### Short problem
Copy every line of the data exactly, leaving nothing out.

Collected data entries
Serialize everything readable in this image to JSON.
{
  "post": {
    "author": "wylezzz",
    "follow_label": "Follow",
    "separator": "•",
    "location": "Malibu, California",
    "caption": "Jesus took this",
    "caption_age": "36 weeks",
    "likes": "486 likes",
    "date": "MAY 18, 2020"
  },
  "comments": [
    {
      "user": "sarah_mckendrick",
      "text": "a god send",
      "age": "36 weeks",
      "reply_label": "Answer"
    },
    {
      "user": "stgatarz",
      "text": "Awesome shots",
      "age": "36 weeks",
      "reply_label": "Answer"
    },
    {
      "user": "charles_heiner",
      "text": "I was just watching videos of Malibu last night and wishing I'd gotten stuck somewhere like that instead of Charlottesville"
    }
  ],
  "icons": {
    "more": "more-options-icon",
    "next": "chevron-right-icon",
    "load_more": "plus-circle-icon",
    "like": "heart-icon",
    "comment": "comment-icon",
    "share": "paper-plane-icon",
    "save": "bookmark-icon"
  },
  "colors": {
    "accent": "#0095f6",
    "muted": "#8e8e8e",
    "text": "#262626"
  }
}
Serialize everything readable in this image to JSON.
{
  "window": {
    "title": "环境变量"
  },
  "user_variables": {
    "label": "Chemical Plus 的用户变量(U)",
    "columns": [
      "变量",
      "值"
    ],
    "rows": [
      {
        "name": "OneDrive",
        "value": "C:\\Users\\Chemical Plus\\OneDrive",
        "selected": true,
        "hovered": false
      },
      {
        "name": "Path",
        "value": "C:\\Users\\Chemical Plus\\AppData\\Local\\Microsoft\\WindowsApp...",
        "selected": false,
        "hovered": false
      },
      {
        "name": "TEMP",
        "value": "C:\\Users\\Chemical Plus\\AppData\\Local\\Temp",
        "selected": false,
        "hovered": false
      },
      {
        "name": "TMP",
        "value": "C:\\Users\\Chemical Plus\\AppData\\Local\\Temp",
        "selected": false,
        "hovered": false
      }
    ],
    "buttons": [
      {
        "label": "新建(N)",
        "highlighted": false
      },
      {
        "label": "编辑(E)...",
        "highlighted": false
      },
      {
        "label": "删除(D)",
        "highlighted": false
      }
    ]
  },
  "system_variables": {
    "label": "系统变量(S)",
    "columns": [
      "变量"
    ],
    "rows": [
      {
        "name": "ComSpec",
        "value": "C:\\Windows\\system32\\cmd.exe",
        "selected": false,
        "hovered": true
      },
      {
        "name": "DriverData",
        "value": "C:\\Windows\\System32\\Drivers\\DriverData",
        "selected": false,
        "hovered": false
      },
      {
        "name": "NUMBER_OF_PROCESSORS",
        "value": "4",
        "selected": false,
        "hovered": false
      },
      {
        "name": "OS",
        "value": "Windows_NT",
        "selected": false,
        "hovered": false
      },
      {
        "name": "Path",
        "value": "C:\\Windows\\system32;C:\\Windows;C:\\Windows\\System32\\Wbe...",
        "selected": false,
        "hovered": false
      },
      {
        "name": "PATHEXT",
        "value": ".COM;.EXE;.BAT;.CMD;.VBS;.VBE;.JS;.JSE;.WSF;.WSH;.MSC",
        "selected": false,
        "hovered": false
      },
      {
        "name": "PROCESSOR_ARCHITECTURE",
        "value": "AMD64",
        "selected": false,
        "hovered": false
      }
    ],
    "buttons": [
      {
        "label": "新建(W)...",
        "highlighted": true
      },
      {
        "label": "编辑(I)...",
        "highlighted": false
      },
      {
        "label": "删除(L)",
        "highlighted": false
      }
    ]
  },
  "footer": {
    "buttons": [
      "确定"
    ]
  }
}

### Written solution
Serialize everything readable in this image to JSON.
{
  "post": {
    "author": "wylezzz",
    "follow_label": "Follow",
    "separator": "•",
    "location": "Malibu, California",
    "caption": "Jesus took this",
    "caption_age": "36 weeks",
    "likes": "486 likes",
    "date": "MAY 18, 2020"
  },
  "comments": [
    {
      "user": "sarah_mckendrick",
      "text": "a god send",
      "age": "36 weeks",
      "reply_label": "Answer"
    },
    {
      "user": "stgatarz",
      "text": "Awesome shots",
      "age": "36 weeks",
      "reply_label": "Answer"
    },
    {
      "user": "charles_heiner",
      "text": "I was just watching videos of Malibu last night and wishing I'd gotten stuck somewhere like that instead of Charlottesville"
    }
  ],
  "icons": {
    "more": "more-options-icon",
    "next": "chevron-right-icon",
    "load_more": "plus-circle-icon",
    "like": "heart-icon",
    "comment": "comment-icon",
    "share": "paper-plane-icon",
    "save": "bookmark-icon"
  },
  "colors": {
    "accent": "#0095f6",
    "muted": "#8e8e8e",
    "text": "#262626"
  }
}
Serialize everything readable in this image to JSON.
{
  "window": {
    "title": "环境变量"
  },
  "user_variables": {
    "label": "Chemical Plus 的用户变量(U)",
    "columns": [
      "变量",
      "值"
    ],
    "rows": [
      {
        "name": "OneDrive",
        "value": "C:\\Users\\Chemical Plus\\OneDrive",
        "selected": true,
        "hovered": false
      },
      {
        "name": "Path",
        "value": "C:\\Users\\Chemical Plus\\AppData\\Local\\Microsoft\\WindowsApp...",
        "selected": false,
        "hovered": false
      },
      {
        "name": "TEMP",
        "value": "C:\\Users\\Chemical Plus\\AppData\\Local\\Temp",
        "selected": false,
        "hovered": false
      },
      {
        "name": "TMP",
        "value": "C:\\Users\\Chemical Plus\\AppData\\Local\\Temp",
        "selected": false,
        "hovered": false
      }
    ],
    "buttons": [
      {
        "label": "新建(N)",
        "highlighted": false
      },
      {
        "label": "编辑(E)...",
        "highlighted": false
      },
      {
        "label": "删除(D)",
        "highlighted": false
      }
    ]
  },
  "system_variables": {
    "label": "系统变量(S)",
    "columns": [
      "变量"
    ],
    "rows": [
      {
        "name": "ComSpec",
        "value": "C:\\Windows\\system32\\cmd.exe",
        "selected": false,
        "hovered": true
      },
      {
        "name": "DriverData",
        "value": "C:\\Windows\\System32\\Drivers\\DriverData",
        "selected": false,
        "hovered": false
      },
      {
        "name": "NUMBER_OF_PROCESSORS",
        "value": "4",
        "selected": false,
        "hovered": false
      },
      {
        "name": "OS",
        "value": "Windows_NT",
        "selected": false,
        "hovered": false
      },
      {
        "name": "Path",
        "value": "C:\\Windows\\system32;C:\\Windows;C:\\Windows\\System32\\Wbe...",
        "selected": false,
        "hovered": false
      },
      {
        "name": "PATHEXT",
        "value": ".COM;.EXE;.BAT;.CMD;.VBS;.VBE;.JS;.JSE;.WSF;.WSH;.MSC",
        "selected": false,
        "hovered": false
      },
      {
        "name": "PROCESSOR_ARCHITECTURE",
        "value": "AMD64",
        "selected": false,
        "hovered": false
      }
    ],
    "buttons": [
      {
        "label": "新建(W)...",
        "highlighted": true
      },
      {
        "label": "编辑(I)...",
        "highlighted": false
      },
      {
        "label": "删除(L)",
        "highlighted": false
      }
    ]
  },
  "footer": {
    "buttons": [
      "确定"
    ]
  }
}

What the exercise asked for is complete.